Work to be completed: Can you rewrite the listing below as a JSON list of strings, with one string per line and blank lines omitted?

Extracted data:
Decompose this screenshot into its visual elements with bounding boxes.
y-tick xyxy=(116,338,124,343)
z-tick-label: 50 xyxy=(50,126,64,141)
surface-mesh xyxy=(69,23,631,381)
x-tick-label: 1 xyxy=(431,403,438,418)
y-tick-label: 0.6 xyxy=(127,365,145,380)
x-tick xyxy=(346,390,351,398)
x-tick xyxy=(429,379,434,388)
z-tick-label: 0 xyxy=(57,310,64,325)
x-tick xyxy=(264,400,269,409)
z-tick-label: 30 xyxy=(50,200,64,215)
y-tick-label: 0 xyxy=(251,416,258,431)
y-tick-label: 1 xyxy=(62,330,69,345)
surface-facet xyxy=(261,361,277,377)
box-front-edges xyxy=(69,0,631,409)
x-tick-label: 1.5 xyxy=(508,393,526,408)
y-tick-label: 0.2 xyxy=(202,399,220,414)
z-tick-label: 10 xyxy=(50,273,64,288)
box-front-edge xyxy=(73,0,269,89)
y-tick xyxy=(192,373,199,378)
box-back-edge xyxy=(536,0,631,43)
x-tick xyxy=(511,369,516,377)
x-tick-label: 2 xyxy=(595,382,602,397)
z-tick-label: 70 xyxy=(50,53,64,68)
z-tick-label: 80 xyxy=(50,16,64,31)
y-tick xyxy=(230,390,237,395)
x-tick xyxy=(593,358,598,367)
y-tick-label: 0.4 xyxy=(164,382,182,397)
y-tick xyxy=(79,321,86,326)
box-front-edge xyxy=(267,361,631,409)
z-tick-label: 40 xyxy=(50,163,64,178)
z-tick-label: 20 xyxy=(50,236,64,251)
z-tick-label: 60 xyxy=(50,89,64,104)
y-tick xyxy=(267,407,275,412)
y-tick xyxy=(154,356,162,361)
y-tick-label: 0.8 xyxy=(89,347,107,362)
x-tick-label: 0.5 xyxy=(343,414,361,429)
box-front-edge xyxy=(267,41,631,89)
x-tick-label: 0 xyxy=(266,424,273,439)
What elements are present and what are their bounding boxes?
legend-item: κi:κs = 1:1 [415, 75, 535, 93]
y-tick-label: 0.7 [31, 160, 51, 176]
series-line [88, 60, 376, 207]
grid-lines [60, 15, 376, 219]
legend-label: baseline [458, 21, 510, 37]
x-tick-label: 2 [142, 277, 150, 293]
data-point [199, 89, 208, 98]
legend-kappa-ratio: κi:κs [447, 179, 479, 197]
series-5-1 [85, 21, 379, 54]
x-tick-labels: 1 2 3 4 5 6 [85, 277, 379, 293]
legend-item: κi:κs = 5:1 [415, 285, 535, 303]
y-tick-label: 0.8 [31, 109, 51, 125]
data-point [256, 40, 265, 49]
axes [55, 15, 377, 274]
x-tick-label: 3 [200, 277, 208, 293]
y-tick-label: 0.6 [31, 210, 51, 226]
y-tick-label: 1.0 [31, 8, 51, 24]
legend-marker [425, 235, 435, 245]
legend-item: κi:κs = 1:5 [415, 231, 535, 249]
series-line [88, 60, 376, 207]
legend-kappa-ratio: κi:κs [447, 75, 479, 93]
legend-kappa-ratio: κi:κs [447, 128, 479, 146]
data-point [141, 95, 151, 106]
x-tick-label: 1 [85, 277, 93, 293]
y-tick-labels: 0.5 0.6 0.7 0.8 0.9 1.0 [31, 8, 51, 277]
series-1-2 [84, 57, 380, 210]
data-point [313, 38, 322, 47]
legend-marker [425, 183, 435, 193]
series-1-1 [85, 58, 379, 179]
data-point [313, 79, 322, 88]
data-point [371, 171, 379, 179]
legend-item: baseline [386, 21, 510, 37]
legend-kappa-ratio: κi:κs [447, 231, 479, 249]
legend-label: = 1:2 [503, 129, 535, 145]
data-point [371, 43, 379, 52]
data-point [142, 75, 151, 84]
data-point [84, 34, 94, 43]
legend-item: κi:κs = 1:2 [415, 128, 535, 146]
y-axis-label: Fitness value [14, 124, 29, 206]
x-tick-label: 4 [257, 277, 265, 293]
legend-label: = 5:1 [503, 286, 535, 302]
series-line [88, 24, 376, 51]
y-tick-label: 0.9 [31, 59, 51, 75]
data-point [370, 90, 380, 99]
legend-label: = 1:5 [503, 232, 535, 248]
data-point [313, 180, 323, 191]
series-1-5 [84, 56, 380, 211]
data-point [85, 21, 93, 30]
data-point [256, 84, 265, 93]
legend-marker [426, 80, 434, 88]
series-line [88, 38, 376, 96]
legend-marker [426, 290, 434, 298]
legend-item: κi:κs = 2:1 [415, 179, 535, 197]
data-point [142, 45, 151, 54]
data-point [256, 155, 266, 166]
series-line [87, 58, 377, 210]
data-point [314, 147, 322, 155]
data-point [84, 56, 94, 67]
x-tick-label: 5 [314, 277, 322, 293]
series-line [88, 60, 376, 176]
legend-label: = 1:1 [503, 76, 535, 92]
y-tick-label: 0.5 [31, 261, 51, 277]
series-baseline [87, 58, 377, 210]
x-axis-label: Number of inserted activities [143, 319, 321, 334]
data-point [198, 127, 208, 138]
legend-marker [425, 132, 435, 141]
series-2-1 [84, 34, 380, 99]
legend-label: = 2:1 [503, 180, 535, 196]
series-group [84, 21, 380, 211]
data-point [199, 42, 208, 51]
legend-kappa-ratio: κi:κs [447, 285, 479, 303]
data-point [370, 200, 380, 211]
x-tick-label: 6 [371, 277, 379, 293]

Answer below:
[
  "Decompose this screenshot into its visual elements with bounding boxes.",
  "y-tick xyxy=(116,338,124,343)",
  "z-tick-label: 50 xyxy=(50,126,64,141)",
  "surface-mesh xyxy=(69,23,631,381)",
  "x-tick-label: 1 xyxy=(431,403,438,418)",
  "y-tick-label: 0.6 xyxy=(127,365,145,380)",
  "x-tick xyxy=(346,390,351,398)",
  "x-tick xyxy=(429,379,434,388)",
  "z-tick-label: 0 xyxy=(57,310,64,325)",
  "x-tick xyxy=(264,400,269,409)",
  "z-tick-label: 30 xyxy=(50,200,64,215)",
  "y-tick-label: 0 xyxy=(251,416,258,431)",
  "y-tick-label: 1 xyxy=(62,330,69,345)",
  "surface-facet xyxy=(261,361,277,377)",
  "box-front-edges xyxy=(69,0,631,409)",
  "x-tick-label: 1.5 xyxy=(508,393,526,408)",
  "y-tick-label: 0.2 xyxy=(202,399,220,414)",
  "z-tick-label: 10 xyxy=(50,273,64,288)",
  "box-front-edge xyxy=(73,0,269,89)",
  "y-tick xyxy=(192,373,199,378)",
  "box-back-edge xyxy=(536,0,631,43)",
  "x-tick xyxy=(511,369,516,377)",
  "x-tick-label: 2 xyxy=(595,382,602,397)",
  "z-tick-label: 70 xyxy=(50,53,64,68)",
  "z-tick-label: 80 xyxy=(50,16,64,31)",
  "y-tick xyxy=(230,390,237,395)",
  "x-tick xyxy=(593,358,598,367)",
  "y-tick-label: 0.4 xyxy=(164,382,182,397)",
  "y-tick xyxy=(79,321,86,326)",
  "box-front-edge xyxy=(267,361,631,409)",
  "z-tick-label: 40 xyxy=(50,163,64,178)",
  "z-tick-label: 20 xyxy=(50,236,64,251)",
  "z-tick-label: 60 xyxy=(50,89,64,104)",
  "y-tick xyxy=(267,407,275,412)",
  "y-tick xyxy=(154,356,162,361)",
  "y-tick-label: 0.8 xyxy=(89,347,107,362)",
  "x-tick-label: 0.5 xyxy=(343,414,361,429)",
  "box-front-edge xyxy=(267,41,631,89)",
  "x-tick-label: 0 xyxy=(266,424,273,439)",
  "What elements are present and what are their bounding boxes?",
  "legend-item: κi:κs = 1:1 [415, 75, 535, 93]",
  "y-tick-label: 0.7 [31, 160, 51, 176]",
  "series-line [88, 60, 376, 207]",
  "grid-lines [60, 15, 376, 219]",
  "legend-label: baseline [458, 21, 510, 37]",
  "x-tick-label: 2 [142, 277, 150, 293]",
  "data-point [199, 89, 208, 98]",
  "legend-kappa-ratio: κi:κs [447, 179, 479, 197]",
  "series-5-1 [85, 21, 379, 54]",
  "x-tick-labels: 1 2 3 4 5 6 [85, 277, 379, 293]",
  "legend-item: κi:κs = 5:1 [415, 285, 535, 303]",
  "y-tick-label: 0.8 [31, 109, 51, 125]",
  "data-point [256, 40, 265, 49]",
  "axes [55, 15, 377, 274]",
  "x-tick-label: 3 [200, 277, 208, 293]",
  "y-tick-label: 0.6 [31, 210, 51, 226]",
  "y-tick-label: 1.0 [31, 8, 51, 24]",
  "legend-marker [425, 235, 435, 245]",
  "legend-item: κi:κs = 1:5 [415, 231, 535, 249]",
  "series-line [88, 60, 376, 207]",
  "legend-kappa-ratio: κi:κs [447, 75, 479, 93]",
  "legend-kappa-ratio: κi:κs [447, 128, 479, 146]",
  "data-point [141, 95, 151, 106]",
  "x-tick-label: 1 [85, 277, 93, 293]",
  "y-tick-labels: 0.5 0.6 0.7 0.8 0.9 1.0 [31, 8, 51, 277]",
  "series-1-2 [84, 57, 380, 210]",
  "data-point [313, 38, 322, 47]",
  "legend-marker [425, 183, 435, 193]",
  "series-1-1 [85, 58, 379, 179]",
  "data-point [313, 79, 322, 88]",
  "data-point [371, 171, 379, 179]",
  "legend-item: baseline [386, 21, 510, 37]",
  "legend-kappa-ratio: κi:κs [447, 231, 479, 249]",
  "legend-label: = 1:2 [503, 129, 535, 145]",
  "data-point [371, 43, 379, 52]",
  "data-point [142, 75, 151, 84]",
  "data-point [84, 34, 94, 43]",
  "legend-item: κi:κs = 1:2 [415, 128, 535, 146]",
  "y-axis-label: Fitness value [14, 124, 29, 206]",
  "x-tick-label: 4 [257, 277, 265, 293]",
  "legend-label: = 5:1 [503, 286, 535, 302]",
  "series-line [88, 24, 376, 51]",
  "y-tick-label: 0.9 [31, 59, 51, 75]",
  "data-point [370, 90, 380, 99]",
  "legend-label: = 1:5 [503, 232, 535, 248]",
  "data-point [313, 180, 323, 191]",
  "series-1-5 [84, 56, 380, 211]",
  "data-point [85, 21, 93, 30]",
  "data-point [256, 84, 265, 93]",
  "legend-marker [426, 80, 434, 88]",
  "series-line [88, 38, 376, 96]",
  "legend-marker [426, 290, 434, 298]",
  "legend-item: κi:κs = 2:1 [415, 179, 535, 197]",
  "data-point [142, 45, 151, 54]",
  "data-point [256, 155, 266, 166]",
  "series-line [87, 58, 377, 210]",
  "data-point [314, 147, 322, 155]",
  "data-point [84, 56, 94, 67]",
  "x-tick-label: 5 [314, 277, 322, 293]",
  "series-line [88, 60, 376, 176]",
  "legend-label: = 1:1 [503, 76, 535, 92]",
  "y-tick-label: 0.5 [31, 261, 51, 277]",
  "series-baseline [87, 58, 377, 210]",
  "x-axis-label: Number of inserted activities [143, 319, 321, 334]",
  "data-point [198, 127, 208, 138]",
  "legend-marker [425, 132, 435, 141]",
  "series-2-1 [84, 34, 380, 99]",
  "legend-label: = 2:1 [503, 180, 535, 196]",
  "series-group [84, 21, 380, 211]",
  "data-point [199, 42, 208, 51]",
  "legend-kappa-ratio: κi:κs [447, 285, 479, 303]",
  "data-point [370, 200, 380, 211]",
  "x-tick-label: 6 [371, 277, 379, 293]"
]